>> Start Recorded information

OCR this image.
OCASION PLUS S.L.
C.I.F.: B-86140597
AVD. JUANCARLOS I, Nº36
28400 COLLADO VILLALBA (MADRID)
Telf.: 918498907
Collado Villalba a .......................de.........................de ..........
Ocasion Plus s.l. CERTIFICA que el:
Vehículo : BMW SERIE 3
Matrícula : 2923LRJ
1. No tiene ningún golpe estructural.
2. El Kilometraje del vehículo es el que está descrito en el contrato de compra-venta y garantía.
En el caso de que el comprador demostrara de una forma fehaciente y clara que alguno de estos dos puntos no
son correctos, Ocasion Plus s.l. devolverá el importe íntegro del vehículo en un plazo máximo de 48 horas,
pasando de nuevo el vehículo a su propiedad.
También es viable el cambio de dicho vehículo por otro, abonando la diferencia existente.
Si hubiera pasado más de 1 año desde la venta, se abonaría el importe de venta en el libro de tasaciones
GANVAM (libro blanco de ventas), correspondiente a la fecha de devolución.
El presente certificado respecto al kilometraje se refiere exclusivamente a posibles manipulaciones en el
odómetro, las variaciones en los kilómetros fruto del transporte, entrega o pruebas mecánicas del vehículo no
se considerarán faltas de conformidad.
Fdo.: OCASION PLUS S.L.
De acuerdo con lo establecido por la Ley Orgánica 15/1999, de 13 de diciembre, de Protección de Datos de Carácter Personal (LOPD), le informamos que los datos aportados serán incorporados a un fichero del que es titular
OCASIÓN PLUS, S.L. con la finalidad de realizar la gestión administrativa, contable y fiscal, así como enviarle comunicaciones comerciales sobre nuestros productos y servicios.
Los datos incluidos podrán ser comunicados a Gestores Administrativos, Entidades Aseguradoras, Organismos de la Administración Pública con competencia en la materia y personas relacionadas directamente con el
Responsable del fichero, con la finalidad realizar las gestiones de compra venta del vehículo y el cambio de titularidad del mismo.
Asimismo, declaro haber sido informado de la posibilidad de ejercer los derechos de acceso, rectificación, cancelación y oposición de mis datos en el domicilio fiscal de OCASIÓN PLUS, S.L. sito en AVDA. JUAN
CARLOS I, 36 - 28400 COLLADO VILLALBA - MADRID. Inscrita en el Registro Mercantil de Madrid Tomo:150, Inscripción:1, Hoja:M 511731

>> End Recorded information

Select every line above that contains the word "fiscal", and copy it.

OCASIÓN PLUS, S.L. con la finalidad de realizar la gestión administrativa, contable y fiscal, así como enviarle comunicaciones comerciales sobre nuestros productos y servicios.
Asimismo, declaro haber sido informado de la posibilidad de ejercer los derechos de acceso, rectificación, cancelación y oposición de mis datos en el domicilio fiscal de OCASIÓN PLUS, S.L. sito en AVDA. JUAN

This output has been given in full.